Набор заданий
1. Перескажите в виде краткого списка абзац отрывка, начинающийся словами «Ученый герой повести», сохранив его основные факты.
2. Как, по мнению автора отрывка, правильнее всего переводить выражение «ezer ki-negdo»?

Между тем еврейский оригинал в обоих стихах содержит одно и то же выражение: «ezer ki-negdo», которое, на мой взгляд, правильнее всего переводить как «помощник супротив него», поскольку в нем имеется оттенок противостояния. Тут нет зато никакого «подобия»[954] – а именно такое прочтение, как мы увидим, ощутимо повлияет на романтическую рецепцию стиха. Более того, его воздействие угадывается и в тех сочинениях, где изображено томление женщины по ее мужской «половине» и «отражению».
Позднее мы несколько подробнее остановимся на этой собственно «адамической» подоплеке повествований о любви. Но уже теперь, в качестве вступления к теме, я хотел бы указать на соответствующие ветхозаветные аллюзии, которыми пропитан «Сокольницкий сад», – а заодно напомнить, что Погодин создавал его в пору своего пиетизма, неизбежно связанного с Библией.
Ученый герой повести, москвич, обозначенный инициалами Б. Б., устал от академических занятий, а вместе с тем скучает в одиночестве, на которое он сетует в письме к своему другу Всеволоду. Тот уехал, и без него Б. Б. не с кем «поговорить о том, о сем, о добре, о зле, о святом просвещении, об отечестве <…> Жду – а друга все нет как нет <…> В таком унылом расположении духа пошел я вчера прогуляться».

(Данные для распознавания структуры документа)
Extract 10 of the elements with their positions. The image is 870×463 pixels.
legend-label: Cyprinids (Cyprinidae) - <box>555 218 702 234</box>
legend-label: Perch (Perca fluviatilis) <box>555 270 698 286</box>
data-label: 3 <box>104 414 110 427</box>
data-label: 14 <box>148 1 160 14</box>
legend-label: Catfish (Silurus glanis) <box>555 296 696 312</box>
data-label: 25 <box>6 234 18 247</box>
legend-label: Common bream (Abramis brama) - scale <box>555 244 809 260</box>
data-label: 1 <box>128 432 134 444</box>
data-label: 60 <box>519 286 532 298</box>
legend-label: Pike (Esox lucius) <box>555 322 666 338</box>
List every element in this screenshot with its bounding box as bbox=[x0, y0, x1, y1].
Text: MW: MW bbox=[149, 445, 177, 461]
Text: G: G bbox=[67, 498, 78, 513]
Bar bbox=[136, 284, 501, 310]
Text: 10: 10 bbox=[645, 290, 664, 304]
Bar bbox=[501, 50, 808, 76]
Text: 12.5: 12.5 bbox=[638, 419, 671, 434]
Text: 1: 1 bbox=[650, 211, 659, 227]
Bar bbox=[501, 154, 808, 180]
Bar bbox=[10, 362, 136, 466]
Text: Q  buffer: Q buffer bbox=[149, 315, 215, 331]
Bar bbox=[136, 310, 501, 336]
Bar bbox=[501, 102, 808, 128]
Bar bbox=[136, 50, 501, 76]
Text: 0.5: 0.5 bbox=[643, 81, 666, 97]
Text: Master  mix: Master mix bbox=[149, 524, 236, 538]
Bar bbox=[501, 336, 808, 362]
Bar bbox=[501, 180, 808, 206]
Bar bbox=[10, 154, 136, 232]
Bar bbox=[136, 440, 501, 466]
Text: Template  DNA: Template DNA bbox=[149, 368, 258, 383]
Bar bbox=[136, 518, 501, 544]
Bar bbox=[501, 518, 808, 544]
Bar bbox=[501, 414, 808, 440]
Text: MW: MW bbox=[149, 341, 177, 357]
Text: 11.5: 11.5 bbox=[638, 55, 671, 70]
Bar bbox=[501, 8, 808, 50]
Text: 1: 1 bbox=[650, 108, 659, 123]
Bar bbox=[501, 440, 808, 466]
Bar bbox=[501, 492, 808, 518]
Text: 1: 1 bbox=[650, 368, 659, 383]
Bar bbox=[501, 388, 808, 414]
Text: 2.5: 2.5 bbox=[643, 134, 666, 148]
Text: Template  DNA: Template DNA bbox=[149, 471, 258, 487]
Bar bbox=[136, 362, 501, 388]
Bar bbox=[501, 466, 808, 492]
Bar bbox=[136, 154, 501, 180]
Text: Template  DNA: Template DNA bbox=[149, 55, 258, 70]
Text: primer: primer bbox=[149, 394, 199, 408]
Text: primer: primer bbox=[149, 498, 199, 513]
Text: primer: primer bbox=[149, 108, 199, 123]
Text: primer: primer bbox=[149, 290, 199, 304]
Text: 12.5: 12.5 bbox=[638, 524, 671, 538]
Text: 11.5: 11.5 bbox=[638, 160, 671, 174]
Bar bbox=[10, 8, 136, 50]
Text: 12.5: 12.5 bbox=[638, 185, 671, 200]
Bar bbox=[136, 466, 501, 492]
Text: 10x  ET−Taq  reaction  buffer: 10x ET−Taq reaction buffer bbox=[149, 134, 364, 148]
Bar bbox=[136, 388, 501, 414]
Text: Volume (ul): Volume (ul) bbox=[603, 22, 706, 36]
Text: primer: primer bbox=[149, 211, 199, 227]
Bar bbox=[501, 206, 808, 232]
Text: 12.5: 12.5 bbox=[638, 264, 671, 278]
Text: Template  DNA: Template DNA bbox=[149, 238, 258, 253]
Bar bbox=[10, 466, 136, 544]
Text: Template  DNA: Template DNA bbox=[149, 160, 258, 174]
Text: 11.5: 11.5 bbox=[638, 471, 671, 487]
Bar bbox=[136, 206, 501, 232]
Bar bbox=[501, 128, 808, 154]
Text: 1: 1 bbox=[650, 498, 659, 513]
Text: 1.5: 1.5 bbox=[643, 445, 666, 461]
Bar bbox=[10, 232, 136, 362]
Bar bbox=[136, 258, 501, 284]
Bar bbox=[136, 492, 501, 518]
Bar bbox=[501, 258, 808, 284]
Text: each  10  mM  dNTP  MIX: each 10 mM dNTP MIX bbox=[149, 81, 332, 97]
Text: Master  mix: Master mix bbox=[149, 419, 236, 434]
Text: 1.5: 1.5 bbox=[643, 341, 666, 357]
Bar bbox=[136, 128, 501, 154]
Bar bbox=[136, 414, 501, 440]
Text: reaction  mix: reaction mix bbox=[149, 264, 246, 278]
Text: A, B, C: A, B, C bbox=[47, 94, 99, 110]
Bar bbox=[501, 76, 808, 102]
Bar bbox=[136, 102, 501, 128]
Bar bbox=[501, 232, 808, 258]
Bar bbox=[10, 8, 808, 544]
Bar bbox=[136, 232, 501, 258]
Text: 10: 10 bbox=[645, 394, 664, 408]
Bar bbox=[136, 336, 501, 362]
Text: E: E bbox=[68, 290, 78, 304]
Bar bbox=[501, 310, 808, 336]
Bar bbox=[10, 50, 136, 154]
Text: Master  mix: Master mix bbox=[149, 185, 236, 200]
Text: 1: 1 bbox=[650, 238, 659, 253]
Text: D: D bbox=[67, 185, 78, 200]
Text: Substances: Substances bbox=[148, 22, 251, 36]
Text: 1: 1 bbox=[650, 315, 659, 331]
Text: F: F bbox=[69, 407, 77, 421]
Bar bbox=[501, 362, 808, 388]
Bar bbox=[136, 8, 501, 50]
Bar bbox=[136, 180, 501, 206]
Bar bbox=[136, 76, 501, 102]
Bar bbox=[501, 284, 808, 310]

Результаты
1.
- Герой повести — ученый москвич, обозначенный инициалами Б. Б.
- Он устал от академических занятий и скучает в одиночестве.
- На одиночество он сетует в письме к другу Всеволоду.
- Всеволод уехал, и без него Б. Б. не с кем поговорить о добре, о зле, о просвещении, об отечестве.
- В унылом расположении духа Б. Б. накануне отправился на прогулку.

2. Как «помощник супротив него».